Exercise details —
Identify and pull out each line of the entries in which "current" occurs.

== Records supplied

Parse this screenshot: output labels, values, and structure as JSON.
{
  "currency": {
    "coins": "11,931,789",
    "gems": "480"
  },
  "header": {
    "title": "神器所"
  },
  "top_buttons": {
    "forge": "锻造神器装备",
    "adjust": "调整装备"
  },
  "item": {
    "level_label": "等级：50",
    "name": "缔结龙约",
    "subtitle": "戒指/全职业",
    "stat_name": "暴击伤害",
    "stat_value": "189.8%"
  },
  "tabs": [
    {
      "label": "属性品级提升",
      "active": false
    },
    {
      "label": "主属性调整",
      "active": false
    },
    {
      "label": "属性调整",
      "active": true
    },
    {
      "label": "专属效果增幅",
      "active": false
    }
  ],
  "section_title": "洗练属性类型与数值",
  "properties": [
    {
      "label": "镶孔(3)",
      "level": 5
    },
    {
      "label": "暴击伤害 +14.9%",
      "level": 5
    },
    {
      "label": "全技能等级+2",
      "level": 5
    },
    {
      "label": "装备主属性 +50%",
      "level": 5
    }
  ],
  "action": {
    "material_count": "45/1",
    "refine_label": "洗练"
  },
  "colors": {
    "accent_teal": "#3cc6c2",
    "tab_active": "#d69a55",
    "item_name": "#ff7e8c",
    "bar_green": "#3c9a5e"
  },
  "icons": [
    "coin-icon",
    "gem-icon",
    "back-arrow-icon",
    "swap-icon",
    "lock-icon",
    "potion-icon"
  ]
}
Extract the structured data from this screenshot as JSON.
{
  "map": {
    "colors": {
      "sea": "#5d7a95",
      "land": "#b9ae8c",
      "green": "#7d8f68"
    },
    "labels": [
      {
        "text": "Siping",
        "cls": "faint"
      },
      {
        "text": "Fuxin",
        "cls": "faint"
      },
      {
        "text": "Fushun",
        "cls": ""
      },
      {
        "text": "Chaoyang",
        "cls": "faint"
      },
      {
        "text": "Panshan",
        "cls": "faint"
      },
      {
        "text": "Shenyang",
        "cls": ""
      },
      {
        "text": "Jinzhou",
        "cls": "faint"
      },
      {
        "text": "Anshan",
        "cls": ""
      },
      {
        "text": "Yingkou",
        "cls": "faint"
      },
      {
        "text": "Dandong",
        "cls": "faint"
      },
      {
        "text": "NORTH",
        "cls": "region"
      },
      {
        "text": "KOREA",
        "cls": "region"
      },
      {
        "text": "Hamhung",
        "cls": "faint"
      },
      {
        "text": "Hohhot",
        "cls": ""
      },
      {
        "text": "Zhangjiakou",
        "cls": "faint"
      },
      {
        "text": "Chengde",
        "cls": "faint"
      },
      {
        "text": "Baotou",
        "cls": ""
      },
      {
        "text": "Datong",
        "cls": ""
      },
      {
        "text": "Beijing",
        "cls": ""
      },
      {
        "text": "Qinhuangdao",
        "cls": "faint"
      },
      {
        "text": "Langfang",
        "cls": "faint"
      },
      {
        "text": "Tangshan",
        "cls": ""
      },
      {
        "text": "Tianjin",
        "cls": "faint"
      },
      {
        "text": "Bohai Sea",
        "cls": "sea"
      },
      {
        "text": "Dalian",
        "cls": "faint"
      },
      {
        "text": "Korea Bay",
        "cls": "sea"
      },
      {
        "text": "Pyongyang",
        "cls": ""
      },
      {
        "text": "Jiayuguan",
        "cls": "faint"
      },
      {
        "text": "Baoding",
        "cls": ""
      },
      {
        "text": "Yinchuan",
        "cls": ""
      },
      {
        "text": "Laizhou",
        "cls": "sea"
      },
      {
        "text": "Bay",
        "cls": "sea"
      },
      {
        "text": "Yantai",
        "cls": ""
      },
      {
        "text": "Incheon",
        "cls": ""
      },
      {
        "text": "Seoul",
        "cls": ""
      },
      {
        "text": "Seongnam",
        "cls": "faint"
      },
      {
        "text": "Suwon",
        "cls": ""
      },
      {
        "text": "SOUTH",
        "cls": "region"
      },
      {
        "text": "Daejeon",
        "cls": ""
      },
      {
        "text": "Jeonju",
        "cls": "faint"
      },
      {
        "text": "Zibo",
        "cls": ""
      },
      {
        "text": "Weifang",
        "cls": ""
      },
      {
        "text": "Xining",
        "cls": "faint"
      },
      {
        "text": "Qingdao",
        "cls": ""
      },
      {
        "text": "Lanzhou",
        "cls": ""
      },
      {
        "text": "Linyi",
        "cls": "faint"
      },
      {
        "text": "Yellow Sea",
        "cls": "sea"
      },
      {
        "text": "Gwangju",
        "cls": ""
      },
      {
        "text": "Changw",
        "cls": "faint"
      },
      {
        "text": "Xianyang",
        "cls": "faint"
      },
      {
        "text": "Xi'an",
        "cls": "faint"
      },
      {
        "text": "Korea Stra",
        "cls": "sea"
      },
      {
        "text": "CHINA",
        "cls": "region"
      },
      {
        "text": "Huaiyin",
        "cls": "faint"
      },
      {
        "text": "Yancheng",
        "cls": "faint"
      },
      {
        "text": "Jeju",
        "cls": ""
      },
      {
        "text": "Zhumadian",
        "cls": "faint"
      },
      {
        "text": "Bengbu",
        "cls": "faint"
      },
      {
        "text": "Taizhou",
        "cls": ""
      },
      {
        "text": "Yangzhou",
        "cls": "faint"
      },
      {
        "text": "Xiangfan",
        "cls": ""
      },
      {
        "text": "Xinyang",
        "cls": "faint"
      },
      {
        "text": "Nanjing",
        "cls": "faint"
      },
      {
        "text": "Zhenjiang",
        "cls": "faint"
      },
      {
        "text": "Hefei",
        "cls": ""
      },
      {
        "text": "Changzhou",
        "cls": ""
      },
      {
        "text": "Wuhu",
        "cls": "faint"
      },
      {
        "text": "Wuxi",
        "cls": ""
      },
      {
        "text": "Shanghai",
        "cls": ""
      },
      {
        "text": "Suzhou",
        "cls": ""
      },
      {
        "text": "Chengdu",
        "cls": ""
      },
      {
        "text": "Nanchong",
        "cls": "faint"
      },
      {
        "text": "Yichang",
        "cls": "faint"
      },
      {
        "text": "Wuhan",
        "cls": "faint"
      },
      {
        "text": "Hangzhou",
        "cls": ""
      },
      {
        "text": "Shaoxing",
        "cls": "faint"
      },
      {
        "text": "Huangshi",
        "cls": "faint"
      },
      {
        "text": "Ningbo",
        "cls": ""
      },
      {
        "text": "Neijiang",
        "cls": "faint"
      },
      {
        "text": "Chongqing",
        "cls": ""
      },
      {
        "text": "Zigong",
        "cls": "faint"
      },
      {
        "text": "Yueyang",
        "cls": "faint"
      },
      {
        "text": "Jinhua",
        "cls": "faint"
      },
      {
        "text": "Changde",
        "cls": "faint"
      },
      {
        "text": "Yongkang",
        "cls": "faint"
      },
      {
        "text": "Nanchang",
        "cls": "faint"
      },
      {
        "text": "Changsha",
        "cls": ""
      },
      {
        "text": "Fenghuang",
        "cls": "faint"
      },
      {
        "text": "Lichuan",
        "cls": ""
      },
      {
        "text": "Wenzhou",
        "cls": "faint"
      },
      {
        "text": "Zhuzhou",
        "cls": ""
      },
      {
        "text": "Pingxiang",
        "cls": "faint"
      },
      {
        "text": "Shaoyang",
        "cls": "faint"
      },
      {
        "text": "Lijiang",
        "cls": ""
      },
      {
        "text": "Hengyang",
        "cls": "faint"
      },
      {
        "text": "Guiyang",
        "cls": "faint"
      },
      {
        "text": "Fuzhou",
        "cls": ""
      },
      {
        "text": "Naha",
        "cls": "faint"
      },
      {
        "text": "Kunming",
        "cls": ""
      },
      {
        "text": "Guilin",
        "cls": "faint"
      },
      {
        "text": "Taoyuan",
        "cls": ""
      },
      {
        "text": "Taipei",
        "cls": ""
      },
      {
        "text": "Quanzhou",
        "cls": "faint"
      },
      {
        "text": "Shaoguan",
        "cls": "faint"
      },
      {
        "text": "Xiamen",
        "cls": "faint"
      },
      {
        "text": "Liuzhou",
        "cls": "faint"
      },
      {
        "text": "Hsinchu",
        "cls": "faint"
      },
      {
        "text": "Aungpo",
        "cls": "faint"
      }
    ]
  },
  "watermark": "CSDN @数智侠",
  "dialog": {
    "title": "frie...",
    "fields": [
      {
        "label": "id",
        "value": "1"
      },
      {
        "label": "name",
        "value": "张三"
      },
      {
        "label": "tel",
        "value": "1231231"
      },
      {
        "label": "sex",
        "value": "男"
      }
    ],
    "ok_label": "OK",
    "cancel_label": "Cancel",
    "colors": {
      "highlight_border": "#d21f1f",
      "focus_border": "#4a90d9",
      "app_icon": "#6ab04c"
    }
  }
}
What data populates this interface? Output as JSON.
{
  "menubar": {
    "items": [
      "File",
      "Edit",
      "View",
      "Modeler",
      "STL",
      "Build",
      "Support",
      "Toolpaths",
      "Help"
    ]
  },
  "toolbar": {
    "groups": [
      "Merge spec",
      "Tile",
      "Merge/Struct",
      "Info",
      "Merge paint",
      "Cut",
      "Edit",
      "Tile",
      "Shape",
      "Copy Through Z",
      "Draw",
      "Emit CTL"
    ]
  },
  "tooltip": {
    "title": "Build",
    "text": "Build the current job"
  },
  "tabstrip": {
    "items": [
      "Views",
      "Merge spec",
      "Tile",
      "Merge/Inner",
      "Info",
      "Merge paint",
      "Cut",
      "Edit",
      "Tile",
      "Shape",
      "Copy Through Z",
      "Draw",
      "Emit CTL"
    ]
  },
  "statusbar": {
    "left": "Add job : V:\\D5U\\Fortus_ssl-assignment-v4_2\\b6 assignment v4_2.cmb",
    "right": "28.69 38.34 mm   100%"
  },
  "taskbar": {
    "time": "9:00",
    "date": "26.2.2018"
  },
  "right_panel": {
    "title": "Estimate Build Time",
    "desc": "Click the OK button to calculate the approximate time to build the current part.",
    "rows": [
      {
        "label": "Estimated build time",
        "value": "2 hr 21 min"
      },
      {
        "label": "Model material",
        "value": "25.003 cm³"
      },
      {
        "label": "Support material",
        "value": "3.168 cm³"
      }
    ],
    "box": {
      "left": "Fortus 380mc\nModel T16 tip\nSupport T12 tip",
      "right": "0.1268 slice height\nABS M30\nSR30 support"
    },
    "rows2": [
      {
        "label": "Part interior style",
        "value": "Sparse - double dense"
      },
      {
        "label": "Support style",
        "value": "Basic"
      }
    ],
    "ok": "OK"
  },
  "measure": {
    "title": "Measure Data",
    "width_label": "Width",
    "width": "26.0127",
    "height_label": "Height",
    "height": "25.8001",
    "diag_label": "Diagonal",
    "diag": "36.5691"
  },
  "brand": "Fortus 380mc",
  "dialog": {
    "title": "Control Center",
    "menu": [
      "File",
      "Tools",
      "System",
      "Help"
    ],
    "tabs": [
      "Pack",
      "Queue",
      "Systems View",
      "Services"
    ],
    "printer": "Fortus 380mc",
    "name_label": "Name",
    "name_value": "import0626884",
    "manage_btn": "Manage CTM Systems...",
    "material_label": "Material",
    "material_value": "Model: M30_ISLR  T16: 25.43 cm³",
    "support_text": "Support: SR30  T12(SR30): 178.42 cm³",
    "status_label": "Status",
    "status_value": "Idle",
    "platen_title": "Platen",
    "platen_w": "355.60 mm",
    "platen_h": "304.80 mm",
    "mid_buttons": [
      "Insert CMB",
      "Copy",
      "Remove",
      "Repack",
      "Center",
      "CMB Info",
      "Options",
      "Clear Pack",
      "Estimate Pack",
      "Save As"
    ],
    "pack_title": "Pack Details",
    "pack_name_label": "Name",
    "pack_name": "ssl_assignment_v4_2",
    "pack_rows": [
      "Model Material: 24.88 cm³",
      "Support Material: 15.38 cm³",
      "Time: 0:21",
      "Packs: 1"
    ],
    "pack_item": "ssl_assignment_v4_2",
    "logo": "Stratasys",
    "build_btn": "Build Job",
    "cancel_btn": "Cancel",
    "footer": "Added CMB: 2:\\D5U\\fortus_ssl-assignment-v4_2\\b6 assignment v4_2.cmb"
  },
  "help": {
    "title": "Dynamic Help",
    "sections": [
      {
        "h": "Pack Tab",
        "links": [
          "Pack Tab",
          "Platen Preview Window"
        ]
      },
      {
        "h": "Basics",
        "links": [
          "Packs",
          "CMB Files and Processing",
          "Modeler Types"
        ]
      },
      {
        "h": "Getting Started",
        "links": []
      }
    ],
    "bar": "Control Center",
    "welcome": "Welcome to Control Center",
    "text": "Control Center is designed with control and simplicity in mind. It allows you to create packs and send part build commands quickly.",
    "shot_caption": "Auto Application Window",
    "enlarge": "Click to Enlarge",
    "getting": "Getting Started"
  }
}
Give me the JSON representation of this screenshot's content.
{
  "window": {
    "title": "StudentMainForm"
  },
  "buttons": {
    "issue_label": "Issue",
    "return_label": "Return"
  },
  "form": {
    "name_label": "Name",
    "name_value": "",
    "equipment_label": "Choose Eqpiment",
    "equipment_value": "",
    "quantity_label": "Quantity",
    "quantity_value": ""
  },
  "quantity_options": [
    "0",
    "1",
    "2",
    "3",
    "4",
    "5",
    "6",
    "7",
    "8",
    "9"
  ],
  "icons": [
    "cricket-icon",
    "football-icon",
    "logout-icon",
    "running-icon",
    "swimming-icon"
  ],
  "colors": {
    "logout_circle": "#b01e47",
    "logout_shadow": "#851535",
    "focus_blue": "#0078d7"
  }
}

====

Answer for this exercise —
    "text": "Build the current job"
    "desc": "Click the OK button to calculate the approximate time to build the current part.",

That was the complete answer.